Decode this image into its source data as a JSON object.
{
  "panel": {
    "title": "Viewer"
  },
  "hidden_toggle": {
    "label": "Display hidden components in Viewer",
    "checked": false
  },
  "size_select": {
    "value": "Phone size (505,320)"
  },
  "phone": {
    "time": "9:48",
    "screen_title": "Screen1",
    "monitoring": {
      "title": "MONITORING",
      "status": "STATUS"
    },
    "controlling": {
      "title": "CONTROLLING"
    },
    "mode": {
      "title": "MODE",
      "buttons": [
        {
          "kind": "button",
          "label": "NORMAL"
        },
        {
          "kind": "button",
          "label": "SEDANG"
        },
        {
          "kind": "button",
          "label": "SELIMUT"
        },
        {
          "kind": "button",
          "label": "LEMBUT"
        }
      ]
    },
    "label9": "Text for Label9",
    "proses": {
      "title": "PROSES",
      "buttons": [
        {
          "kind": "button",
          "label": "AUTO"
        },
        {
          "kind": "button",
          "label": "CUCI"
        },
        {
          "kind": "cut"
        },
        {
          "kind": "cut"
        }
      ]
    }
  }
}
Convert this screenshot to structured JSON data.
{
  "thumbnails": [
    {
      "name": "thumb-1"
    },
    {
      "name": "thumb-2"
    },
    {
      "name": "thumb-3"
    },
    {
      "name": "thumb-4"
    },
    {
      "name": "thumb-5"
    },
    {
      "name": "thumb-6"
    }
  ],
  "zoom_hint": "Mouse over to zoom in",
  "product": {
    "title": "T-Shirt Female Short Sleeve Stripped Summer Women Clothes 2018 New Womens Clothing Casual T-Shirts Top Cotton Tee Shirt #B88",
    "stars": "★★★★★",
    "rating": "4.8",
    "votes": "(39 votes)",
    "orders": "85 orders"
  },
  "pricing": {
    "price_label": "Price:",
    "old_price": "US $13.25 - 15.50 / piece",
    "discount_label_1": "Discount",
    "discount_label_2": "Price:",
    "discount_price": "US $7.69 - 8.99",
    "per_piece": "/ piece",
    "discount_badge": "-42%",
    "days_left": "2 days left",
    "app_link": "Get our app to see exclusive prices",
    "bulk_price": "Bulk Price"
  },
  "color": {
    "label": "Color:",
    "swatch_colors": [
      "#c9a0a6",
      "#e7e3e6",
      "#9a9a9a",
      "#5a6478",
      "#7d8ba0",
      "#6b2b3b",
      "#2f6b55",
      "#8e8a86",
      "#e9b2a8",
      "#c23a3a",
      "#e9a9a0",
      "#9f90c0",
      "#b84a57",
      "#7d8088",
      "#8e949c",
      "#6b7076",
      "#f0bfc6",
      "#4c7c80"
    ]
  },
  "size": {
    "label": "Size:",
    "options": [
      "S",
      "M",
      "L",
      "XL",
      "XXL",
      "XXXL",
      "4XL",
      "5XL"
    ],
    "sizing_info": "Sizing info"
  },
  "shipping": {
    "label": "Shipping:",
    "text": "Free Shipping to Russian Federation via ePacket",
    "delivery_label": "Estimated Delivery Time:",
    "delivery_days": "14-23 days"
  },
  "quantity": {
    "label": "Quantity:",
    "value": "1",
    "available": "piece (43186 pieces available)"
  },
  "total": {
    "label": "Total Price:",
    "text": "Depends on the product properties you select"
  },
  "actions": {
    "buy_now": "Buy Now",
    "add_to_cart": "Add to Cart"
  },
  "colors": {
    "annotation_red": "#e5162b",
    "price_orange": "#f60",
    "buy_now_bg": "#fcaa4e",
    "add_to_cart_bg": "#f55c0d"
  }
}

---

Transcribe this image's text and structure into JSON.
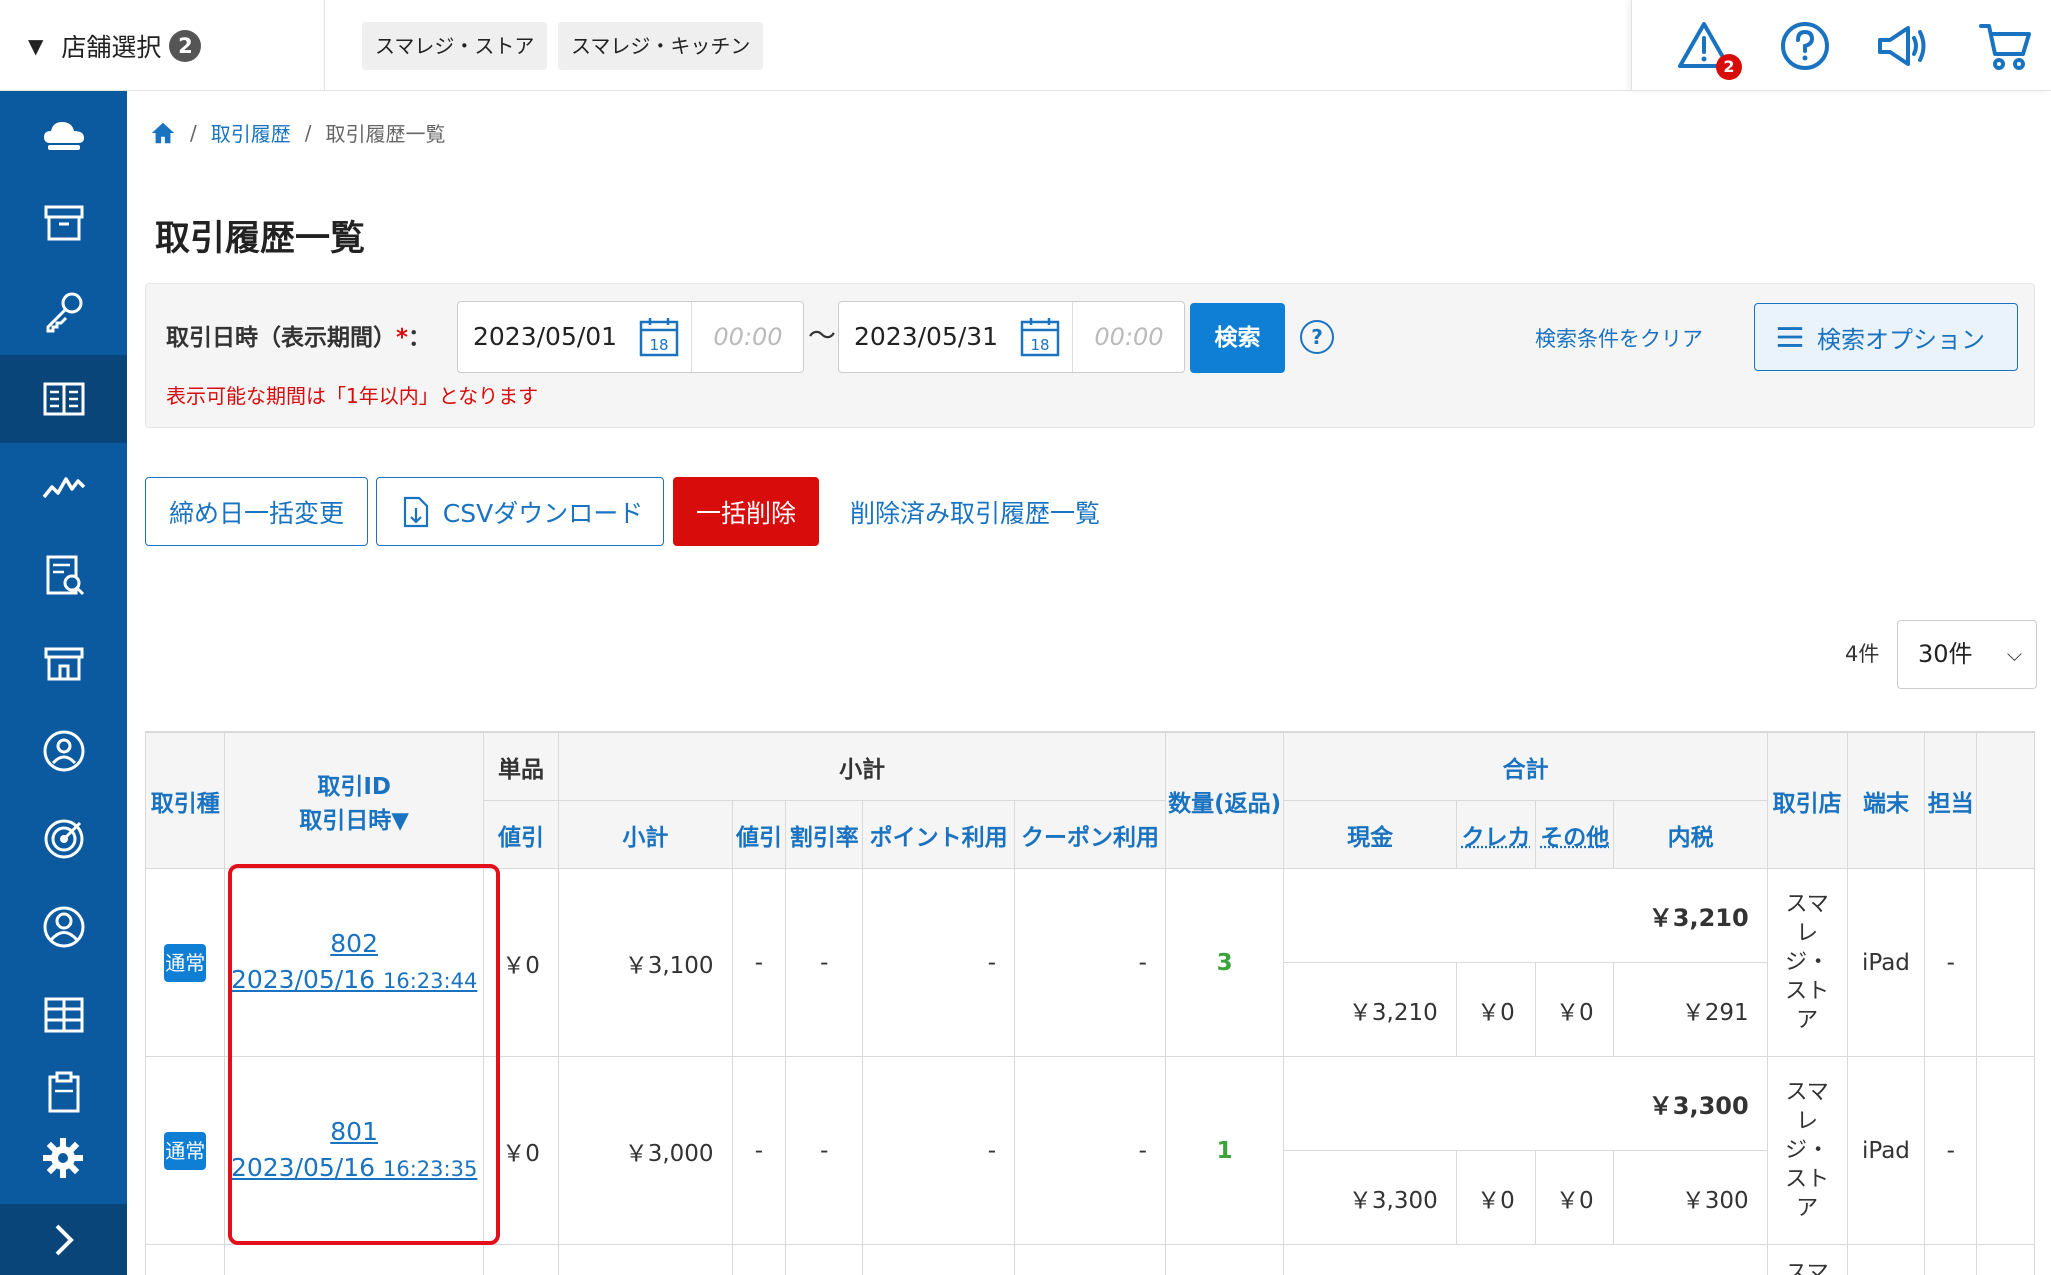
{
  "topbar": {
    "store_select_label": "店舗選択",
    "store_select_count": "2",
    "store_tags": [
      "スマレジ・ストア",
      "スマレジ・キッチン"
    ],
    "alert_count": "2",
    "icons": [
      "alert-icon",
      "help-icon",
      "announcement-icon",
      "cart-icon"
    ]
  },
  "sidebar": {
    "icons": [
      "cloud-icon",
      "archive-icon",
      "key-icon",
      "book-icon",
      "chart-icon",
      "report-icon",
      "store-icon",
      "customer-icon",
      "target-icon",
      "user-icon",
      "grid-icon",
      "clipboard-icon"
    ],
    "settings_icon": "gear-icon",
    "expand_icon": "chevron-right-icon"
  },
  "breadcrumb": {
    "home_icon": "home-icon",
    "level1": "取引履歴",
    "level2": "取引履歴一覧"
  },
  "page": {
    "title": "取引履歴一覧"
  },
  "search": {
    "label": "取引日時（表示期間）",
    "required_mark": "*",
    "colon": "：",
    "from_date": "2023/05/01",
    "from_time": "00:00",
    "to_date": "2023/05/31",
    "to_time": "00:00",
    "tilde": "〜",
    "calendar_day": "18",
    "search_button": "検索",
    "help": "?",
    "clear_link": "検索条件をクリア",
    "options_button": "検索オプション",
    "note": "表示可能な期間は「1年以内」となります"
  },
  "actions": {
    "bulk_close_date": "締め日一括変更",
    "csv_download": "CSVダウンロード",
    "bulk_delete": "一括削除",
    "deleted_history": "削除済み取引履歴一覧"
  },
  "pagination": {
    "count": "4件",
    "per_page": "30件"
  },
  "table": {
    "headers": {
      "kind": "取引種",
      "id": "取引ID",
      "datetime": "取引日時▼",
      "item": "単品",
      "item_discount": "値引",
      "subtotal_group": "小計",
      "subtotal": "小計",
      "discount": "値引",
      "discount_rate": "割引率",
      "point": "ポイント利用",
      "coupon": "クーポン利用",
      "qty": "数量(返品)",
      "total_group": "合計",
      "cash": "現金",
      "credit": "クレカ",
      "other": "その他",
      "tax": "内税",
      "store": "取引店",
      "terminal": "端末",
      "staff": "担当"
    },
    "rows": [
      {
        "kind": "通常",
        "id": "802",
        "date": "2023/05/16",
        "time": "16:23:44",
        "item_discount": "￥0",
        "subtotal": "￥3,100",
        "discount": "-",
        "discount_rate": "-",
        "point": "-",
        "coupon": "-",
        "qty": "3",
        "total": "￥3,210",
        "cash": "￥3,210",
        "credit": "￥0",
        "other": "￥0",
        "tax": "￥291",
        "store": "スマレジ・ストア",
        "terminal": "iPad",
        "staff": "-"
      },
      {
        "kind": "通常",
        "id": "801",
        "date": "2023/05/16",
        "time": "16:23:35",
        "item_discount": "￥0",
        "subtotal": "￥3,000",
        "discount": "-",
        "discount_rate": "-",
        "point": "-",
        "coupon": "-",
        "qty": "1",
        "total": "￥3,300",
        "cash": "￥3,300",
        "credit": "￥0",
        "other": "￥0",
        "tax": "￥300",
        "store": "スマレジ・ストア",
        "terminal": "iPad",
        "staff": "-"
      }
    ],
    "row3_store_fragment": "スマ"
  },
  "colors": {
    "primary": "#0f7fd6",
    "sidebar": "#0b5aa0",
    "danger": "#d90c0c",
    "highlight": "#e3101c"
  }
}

» **Task to complete**: Look through the data above. Find each line with the string "product" and copy it.

» **Output for this task**:
  "product": {
    "text": "Depends on the product properties you select"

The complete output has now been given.